▶ PROBLEM SET
1 - Rewrite the acupuncture passage from "Essentially, this microscopic" up to and including "hormones and chemicals.", switching "fibroblasts" out for "fibrocytes".
2 - In the acupuncture passage, what is the name of the connective tissue that surrounds muscle fibers, blood vessels, and nerves?
3 - Carry on the acupuncture passage from its last sentence.

▶ SOURCE EXTRACT
▼▼▼

What happens when you get acupuncture? When you come in for treatment of muscular pain, immune dysfunction, fatigue or other ailment, some additional benefits can be better sleep and improved digestion, as acupuncture taps into the body’s own healing mechanisms. There are many variables on how a person will respond; one person may feel better in a few hours, while the next person may need three or four acupuncture sessions to notice significant pain relief. Further, each session builds on the next, which means the effects are cumulative.
A common understanding in the West is that acupuncture works by way of a biological energy field called Qi. Qi has a few definitions and one of them -used most widely in the attempt to explain how acupuncture works- is energy. As we know, energy is in everything, and at a quantum level we are ALL ENERGY. . . This is NOT WHY acupuncture works. It can be observed that this ‘field’ is grounded in physical components. With increasing evidence of its clinical effects and the current understanding of anatomy and physiology, there is no doubt acupuncture needles stimulate a chemical response in the body.
These processes start in the connective tissue where the needle is inserted. Every square inch of you is alive. Specific connective tissue, called fascia, surrounds muscle fibers, groups of muscles, blood vessels, and nerves as it extends uninterrupted from the head to the tips of your toes. This fascia is responsive to needles and has been shown to wind around an acupuncture needle, stimulating a stretch response.
Essentially, this microscopic stretch pushes certain buttons in the body. Immune cells, called fibroblasts, signal nerve cells which then activates the movement of chemicals and hormones. Depending on what needs to be regulated, the signal will relax a structure or release hormones and chemicals.

▲▲▲

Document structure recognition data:
▼▼▼

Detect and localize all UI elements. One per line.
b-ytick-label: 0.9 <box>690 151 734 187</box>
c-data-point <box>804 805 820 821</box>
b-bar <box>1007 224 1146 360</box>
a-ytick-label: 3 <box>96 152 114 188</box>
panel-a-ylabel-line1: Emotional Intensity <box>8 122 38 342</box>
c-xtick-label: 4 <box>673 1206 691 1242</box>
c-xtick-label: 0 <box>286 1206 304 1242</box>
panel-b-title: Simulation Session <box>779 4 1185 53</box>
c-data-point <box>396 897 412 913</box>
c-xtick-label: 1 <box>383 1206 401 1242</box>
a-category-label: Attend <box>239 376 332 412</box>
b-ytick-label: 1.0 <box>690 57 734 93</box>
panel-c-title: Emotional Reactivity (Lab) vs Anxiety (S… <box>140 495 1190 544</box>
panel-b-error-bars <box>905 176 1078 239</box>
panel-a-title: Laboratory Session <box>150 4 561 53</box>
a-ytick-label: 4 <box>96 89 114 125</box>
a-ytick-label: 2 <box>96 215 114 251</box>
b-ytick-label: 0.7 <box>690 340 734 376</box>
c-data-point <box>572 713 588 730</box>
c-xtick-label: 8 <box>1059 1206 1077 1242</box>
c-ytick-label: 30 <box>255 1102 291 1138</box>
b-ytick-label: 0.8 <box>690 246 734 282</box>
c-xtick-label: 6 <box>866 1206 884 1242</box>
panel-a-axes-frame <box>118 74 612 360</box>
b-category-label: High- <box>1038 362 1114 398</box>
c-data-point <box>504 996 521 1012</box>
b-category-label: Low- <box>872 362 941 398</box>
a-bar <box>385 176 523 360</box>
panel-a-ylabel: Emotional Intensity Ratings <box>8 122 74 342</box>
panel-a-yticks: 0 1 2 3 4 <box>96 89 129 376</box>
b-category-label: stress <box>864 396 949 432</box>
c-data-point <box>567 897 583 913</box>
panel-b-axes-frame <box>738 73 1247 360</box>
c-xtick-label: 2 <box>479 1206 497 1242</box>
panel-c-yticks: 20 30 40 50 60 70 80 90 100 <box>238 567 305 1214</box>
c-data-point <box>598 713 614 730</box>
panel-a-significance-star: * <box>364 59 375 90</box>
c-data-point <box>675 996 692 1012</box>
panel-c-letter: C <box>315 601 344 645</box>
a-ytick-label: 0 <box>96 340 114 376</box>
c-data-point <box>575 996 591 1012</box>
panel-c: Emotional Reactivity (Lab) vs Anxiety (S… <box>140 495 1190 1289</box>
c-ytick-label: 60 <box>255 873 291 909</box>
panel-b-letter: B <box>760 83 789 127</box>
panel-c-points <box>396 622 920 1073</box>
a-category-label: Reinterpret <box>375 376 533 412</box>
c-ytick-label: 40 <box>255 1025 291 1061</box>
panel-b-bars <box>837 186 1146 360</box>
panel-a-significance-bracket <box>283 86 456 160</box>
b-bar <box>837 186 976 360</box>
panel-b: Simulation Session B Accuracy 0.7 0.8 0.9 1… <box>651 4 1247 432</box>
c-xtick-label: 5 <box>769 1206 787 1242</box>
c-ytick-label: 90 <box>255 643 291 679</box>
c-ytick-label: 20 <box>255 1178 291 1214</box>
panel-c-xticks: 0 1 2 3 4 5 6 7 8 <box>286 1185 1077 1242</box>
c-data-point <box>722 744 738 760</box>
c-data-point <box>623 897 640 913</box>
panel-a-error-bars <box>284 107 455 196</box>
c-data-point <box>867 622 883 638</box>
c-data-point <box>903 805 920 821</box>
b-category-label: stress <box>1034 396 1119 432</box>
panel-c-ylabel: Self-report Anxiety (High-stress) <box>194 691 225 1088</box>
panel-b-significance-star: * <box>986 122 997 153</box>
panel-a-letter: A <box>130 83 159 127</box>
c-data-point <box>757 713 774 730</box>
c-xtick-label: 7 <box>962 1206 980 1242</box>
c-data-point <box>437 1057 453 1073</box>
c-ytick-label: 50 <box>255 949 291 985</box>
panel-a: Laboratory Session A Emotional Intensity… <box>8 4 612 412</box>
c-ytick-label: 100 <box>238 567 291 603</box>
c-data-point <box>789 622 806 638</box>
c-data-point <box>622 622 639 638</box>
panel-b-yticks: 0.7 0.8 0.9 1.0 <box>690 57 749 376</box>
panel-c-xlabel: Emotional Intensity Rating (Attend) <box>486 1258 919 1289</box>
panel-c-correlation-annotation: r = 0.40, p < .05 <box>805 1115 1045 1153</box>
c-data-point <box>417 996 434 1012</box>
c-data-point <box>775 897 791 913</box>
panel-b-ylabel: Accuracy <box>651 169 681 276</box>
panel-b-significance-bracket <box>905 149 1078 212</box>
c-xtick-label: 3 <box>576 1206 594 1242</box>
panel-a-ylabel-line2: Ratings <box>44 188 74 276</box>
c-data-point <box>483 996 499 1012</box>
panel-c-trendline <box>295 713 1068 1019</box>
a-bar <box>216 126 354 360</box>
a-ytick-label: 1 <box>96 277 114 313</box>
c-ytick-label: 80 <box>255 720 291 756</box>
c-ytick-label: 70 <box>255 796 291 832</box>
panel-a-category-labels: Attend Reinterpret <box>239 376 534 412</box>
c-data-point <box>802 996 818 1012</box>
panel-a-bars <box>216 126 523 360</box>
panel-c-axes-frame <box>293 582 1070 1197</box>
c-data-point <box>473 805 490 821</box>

▲▲▲

▶ ANSWERS TO EACH TASK
1 -
Essentially, this microscopic stretch pushes certain buttons in the body. Immune cells, called fibrocytes, signal nerve cells which then activates the movement of chemicals and hormones. Depending on what needs to be regulated, the signal will relax a structure or release hormones and chemicals.

2 - Fascia.

3 -
The World Health Organization (WHO) and the National Institute of Health (NIH) have performed clinical studies on the effects of acupuncture and have developed the following 5 theories of how it works, in modern scientific terms.
Brain Chemical Balance: Acupuncture affects higher brain areas, by way of sensory neurons, stimulating the secretion of endorphins in the brain and spinal cord.
Autonomic Nervous System Theory: Acupuncture stimulates the release of natural opioids, which normalizes the autonomic nervous system and reduces pain.
Gate Control Theory: Acupuncture activates receptors that stop the pain cycle.
Vascular-Interstitial Theory: Acupuncture affects the electrical system by creating or enhancing transportation circuits in tissues which speeds up healing.
Blood Chemistry Theory: Acupuncture affects the triglycerides, cholesterol and phospholipids suggesting that it can regulate the blood components, thereby regulating the body towards homeostasis.
Acupuncture has a direct effect on the central nervous system, enabling our own chemicals to get us out of the stressful and inflammatory state of “fight or flight” and into rest and digest. Acupuncture commonly induces a sense of peace and energy similar to that of meditation, as it turns on the miracle of the body’s own mechanisms.